Dataset records:
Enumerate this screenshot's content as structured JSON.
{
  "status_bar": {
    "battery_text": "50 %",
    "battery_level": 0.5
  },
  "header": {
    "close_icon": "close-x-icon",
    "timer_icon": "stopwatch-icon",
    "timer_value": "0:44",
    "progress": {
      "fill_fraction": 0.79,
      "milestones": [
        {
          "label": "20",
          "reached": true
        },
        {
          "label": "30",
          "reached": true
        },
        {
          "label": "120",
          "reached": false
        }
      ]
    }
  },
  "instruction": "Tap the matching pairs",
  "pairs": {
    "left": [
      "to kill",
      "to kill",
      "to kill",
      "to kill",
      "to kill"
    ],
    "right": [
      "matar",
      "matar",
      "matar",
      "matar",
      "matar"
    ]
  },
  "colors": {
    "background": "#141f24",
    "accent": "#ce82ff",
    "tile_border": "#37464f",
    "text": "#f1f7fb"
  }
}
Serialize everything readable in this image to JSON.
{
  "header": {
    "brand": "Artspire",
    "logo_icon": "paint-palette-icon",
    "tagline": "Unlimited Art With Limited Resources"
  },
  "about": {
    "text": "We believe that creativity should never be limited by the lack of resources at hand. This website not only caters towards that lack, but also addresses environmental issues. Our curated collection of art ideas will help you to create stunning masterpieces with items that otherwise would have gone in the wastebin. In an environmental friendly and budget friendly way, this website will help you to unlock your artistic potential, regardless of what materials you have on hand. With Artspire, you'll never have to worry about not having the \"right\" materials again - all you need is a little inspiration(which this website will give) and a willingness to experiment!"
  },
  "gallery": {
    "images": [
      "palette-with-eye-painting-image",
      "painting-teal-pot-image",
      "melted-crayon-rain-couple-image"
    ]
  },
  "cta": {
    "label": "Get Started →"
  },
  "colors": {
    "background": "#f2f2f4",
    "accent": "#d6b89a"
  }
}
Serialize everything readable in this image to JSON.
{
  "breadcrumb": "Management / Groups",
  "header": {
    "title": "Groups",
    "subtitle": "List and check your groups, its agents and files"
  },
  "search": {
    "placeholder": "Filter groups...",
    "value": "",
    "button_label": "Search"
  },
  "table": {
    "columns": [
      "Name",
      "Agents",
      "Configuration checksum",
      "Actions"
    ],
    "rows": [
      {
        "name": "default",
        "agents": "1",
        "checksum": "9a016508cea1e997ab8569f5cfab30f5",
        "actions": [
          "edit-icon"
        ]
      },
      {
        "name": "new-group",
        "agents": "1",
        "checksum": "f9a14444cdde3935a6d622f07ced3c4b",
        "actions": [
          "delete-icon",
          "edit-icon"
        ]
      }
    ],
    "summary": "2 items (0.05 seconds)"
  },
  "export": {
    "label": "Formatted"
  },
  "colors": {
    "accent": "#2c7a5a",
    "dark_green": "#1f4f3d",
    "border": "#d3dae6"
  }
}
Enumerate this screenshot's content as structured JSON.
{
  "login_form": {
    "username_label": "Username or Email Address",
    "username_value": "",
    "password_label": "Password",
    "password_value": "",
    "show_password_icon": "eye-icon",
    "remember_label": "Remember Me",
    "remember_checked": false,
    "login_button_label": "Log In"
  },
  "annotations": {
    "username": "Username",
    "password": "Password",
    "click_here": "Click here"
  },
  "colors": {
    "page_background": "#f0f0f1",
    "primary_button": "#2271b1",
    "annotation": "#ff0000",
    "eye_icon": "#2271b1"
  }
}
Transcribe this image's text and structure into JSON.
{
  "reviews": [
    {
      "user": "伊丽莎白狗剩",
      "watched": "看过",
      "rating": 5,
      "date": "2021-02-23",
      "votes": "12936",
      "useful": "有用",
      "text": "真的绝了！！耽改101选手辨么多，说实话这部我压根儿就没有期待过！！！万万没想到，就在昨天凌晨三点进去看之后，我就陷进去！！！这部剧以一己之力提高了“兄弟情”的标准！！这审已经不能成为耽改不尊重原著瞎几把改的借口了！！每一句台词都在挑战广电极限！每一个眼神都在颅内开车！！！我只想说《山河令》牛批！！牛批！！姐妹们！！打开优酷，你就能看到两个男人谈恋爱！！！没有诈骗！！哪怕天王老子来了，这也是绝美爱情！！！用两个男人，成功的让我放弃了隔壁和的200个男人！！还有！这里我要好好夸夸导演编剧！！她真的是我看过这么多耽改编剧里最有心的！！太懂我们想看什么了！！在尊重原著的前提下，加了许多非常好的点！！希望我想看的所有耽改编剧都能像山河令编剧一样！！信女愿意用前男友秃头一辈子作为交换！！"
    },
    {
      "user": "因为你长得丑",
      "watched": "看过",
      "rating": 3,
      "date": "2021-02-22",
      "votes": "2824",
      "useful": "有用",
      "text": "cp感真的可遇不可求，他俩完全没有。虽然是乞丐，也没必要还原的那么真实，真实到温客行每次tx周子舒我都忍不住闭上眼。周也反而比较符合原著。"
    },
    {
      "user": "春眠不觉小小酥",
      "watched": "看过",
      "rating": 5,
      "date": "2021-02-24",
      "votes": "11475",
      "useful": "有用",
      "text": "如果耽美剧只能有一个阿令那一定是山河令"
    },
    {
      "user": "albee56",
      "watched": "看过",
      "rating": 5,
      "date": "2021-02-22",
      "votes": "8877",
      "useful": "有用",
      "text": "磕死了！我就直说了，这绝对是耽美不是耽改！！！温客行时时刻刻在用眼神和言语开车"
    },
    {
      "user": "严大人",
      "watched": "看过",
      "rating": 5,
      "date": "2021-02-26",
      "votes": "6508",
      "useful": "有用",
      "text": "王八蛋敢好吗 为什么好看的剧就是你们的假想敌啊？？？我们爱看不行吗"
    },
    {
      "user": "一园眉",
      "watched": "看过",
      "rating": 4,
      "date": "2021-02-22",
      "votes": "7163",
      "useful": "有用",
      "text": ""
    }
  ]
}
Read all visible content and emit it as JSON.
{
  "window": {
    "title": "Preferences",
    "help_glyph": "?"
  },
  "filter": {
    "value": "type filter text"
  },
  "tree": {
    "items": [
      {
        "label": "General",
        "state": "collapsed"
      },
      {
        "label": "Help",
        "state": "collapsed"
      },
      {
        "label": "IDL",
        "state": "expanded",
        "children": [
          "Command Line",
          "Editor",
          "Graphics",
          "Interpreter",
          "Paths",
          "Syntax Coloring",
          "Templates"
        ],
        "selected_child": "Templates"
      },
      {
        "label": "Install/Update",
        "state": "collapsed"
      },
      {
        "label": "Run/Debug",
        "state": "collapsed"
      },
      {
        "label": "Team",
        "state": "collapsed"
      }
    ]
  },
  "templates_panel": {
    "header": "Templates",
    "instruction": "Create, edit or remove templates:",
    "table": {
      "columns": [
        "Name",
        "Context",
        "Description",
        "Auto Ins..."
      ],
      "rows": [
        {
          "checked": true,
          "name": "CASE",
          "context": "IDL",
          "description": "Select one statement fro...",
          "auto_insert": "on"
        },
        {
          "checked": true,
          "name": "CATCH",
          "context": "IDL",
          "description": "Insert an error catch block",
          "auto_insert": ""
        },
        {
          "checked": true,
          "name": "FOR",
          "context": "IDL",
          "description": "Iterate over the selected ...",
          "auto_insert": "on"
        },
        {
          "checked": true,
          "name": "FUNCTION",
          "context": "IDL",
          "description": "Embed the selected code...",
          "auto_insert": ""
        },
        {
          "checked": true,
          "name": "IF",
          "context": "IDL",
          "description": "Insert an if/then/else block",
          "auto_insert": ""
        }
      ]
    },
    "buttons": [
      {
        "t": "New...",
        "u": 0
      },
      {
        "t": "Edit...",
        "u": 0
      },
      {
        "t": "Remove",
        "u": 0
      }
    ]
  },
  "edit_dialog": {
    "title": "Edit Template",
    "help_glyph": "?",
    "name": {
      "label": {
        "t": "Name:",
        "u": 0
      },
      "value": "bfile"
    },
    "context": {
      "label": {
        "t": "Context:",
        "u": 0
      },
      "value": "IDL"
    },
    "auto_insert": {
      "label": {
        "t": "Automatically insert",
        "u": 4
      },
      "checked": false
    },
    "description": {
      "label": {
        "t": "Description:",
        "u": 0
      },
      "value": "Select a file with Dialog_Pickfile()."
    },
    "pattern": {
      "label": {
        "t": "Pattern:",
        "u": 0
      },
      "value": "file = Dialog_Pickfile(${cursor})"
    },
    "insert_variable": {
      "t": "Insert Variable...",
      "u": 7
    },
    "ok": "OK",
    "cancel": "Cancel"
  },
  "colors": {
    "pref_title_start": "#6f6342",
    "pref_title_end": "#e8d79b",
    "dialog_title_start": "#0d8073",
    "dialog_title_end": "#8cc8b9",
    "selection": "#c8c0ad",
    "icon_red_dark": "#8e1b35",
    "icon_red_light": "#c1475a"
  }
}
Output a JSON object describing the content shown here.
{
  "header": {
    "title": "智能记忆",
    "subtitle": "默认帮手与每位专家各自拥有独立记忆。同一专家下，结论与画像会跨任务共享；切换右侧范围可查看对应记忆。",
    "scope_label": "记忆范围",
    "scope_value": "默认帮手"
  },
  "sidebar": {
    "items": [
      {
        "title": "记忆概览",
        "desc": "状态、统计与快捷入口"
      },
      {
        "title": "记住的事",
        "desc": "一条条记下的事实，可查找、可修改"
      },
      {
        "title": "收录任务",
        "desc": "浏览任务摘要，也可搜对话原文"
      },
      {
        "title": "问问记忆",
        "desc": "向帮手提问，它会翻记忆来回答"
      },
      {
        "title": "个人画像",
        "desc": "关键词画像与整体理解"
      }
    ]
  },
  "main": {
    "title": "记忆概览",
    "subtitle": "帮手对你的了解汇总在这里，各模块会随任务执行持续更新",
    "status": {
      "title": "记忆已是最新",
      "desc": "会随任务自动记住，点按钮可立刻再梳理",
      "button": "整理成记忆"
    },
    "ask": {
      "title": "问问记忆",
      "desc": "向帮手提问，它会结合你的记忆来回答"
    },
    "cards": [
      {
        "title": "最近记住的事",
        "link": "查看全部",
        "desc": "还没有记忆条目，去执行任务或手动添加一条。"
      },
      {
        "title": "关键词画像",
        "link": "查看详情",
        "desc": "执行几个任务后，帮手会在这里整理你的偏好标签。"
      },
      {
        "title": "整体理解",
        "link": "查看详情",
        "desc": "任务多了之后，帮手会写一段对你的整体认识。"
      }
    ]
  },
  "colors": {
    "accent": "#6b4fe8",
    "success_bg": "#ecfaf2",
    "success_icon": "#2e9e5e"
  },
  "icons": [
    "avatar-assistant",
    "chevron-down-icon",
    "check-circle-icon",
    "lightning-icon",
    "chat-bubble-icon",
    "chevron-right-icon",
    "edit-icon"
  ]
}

__REQUIRED WORK__.
Take each line of the material that contains the word "subtitle" and list it.

__COMPLETE RESPONSE__.
    "subtitle": "List and check your groups, its agents and files"
    "subtitle": "默认帮手与每位专家各自拥有独立记忆。同一专家下，结论与画像会跨任务共享；切换右侧范围可查看对应记忆。",
    "subtitle": "帮手对你的了解汇总在这里，各模块会随任务执行持续更新",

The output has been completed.